====== Input material
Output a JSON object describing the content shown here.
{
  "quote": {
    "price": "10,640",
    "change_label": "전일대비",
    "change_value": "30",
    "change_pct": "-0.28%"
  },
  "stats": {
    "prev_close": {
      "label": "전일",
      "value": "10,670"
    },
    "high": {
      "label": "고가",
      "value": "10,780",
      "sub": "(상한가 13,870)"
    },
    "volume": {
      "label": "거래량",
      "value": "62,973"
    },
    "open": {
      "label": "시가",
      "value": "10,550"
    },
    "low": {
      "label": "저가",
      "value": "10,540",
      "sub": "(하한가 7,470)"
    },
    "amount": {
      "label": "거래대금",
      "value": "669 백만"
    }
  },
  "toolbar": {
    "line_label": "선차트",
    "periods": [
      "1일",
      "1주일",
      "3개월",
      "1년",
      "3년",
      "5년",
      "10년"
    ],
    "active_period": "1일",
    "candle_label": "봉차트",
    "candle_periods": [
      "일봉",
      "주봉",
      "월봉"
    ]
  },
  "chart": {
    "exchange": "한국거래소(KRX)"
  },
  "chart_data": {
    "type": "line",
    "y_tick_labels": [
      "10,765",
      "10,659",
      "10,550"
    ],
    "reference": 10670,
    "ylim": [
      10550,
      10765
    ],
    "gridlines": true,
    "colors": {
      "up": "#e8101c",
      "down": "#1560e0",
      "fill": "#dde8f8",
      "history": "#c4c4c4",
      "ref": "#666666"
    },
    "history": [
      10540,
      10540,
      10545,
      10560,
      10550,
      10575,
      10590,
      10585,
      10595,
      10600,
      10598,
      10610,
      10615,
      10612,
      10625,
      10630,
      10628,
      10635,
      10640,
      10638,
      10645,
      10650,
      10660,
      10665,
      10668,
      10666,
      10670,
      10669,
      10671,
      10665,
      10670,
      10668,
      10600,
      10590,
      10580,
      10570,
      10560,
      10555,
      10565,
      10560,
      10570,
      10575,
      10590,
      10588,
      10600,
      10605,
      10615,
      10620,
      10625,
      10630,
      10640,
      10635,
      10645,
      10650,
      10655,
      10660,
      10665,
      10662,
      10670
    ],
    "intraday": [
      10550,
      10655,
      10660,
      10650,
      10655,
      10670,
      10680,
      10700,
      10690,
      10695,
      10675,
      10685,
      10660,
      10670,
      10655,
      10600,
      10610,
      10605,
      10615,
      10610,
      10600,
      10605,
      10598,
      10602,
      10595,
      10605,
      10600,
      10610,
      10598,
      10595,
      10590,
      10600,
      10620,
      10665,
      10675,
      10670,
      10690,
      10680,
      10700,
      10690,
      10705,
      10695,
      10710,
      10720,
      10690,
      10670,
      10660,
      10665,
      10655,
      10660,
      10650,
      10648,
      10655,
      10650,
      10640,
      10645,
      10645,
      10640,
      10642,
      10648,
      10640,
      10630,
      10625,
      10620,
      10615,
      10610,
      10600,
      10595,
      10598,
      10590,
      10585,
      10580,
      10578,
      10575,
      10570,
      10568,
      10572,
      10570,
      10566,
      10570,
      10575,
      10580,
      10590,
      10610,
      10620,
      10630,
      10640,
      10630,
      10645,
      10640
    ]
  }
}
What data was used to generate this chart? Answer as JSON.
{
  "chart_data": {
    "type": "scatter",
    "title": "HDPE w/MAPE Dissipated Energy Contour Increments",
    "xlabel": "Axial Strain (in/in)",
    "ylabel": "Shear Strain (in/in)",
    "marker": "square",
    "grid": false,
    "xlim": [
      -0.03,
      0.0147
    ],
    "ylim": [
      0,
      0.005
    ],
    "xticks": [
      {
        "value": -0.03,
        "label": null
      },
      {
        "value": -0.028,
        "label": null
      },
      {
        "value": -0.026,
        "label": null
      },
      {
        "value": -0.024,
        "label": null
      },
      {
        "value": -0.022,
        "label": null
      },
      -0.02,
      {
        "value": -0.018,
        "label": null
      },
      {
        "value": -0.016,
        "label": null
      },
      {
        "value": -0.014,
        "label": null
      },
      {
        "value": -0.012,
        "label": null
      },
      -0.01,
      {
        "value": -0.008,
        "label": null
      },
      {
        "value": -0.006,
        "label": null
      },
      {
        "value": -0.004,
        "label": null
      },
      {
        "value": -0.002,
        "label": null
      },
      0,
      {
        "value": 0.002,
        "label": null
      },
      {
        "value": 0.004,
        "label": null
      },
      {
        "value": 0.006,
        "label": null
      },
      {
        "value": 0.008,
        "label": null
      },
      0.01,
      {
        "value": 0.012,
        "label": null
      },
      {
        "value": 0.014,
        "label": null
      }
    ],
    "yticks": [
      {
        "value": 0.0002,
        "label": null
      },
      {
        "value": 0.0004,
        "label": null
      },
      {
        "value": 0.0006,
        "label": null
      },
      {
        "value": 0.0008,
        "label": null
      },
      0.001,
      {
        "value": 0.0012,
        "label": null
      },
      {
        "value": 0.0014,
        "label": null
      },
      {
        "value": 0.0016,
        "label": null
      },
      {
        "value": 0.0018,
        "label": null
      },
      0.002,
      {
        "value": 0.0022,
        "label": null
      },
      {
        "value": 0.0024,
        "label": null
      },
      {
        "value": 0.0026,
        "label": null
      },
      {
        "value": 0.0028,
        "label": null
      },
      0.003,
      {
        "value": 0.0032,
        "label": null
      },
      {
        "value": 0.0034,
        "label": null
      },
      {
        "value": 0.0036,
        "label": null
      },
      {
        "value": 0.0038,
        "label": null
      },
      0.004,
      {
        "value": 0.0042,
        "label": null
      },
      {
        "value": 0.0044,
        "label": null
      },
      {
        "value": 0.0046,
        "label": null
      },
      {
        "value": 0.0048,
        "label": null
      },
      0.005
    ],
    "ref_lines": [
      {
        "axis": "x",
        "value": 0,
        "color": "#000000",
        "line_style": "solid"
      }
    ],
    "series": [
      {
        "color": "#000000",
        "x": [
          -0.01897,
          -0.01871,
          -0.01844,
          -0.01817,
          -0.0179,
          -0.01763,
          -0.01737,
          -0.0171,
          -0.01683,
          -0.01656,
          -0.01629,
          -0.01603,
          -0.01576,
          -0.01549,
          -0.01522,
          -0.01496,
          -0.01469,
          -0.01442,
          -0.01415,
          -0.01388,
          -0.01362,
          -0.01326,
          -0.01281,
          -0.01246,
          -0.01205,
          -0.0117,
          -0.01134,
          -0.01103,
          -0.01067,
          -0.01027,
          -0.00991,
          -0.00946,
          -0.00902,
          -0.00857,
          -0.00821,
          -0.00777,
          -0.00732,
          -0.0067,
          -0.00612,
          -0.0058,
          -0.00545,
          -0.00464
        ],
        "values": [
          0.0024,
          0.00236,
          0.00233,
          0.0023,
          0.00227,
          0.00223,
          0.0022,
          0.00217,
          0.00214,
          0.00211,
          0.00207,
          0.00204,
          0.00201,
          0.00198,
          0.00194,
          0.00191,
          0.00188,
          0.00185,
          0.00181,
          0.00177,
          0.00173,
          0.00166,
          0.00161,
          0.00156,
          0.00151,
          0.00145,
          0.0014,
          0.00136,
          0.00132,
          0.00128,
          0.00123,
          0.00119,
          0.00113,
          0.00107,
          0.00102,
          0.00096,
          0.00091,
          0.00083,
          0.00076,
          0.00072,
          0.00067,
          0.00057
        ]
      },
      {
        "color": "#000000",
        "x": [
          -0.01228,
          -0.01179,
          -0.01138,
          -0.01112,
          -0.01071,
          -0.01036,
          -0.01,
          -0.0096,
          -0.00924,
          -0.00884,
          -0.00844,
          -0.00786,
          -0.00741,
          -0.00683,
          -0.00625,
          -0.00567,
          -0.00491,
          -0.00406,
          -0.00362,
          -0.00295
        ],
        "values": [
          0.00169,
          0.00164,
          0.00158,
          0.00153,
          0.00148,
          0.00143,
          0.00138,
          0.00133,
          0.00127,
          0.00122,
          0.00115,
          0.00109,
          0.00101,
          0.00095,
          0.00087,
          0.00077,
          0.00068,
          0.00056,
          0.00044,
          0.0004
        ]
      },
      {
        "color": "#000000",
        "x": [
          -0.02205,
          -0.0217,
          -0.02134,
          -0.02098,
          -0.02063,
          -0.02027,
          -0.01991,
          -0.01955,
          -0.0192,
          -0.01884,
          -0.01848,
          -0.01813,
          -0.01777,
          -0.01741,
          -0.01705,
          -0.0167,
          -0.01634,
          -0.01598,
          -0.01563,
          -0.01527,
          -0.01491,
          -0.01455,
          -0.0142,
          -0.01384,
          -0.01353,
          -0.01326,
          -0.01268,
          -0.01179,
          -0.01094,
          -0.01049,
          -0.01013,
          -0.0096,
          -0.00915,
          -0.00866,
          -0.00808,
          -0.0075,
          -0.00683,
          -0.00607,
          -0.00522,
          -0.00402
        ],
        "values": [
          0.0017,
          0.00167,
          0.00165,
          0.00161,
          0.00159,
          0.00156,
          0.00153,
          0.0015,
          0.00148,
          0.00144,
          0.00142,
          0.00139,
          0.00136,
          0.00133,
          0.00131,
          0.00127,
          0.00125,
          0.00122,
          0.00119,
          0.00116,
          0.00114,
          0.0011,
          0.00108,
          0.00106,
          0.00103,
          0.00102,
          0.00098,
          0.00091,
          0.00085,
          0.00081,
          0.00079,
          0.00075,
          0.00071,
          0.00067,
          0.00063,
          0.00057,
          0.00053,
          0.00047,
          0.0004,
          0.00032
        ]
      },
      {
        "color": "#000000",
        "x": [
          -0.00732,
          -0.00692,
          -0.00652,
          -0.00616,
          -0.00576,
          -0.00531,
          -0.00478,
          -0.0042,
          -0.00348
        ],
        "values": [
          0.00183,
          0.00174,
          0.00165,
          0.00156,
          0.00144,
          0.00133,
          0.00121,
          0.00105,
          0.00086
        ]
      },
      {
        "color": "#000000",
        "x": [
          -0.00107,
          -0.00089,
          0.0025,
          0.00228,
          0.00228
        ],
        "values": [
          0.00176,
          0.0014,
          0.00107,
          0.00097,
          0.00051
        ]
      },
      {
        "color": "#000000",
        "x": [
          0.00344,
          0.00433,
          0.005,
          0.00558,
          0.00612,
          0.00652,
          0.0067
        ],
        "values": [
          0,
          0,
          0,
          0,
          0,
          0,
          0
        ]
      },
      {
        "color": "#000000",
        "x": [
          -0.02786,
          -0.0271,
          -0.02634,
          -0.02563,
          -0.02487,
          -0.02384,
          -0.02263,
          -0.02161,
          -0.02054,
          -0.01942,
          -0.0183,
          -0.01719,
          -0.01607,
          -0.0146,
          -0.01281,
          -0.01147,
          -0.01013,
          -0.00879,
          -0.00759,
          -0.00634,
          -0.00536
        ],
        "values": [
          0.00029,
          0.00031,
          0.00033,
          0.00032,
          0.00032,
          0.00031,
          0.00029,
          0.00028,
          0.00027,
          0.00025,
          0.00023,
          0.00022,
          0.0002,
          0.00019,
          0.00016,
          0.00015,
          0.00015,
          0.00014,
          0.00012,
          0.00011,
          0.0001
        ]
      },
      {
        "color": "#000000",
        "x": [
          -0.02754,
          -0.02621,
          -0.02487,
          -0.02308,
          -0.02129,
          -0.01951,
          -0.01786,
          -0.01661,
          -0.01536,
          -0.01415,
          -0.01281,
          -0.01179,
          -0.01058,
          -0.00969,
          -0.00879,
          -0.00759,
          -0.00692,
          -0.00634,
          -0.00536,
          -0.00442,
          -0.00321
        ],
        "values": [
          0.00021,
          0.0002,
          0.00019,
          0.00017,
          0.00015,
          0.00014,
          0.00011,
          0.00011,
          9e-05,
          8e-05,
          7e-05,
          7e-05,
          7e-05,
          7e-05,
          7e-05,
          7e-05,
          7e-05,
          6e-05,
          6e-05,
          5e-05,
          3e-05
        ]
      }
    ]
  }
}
============
— Written instruction —
Show all lines above holding "Strain".

— Worked answer —
    "xlabel": "Axial Strain (in/in)",
    "ylabel": "Shear Strain (in/in)",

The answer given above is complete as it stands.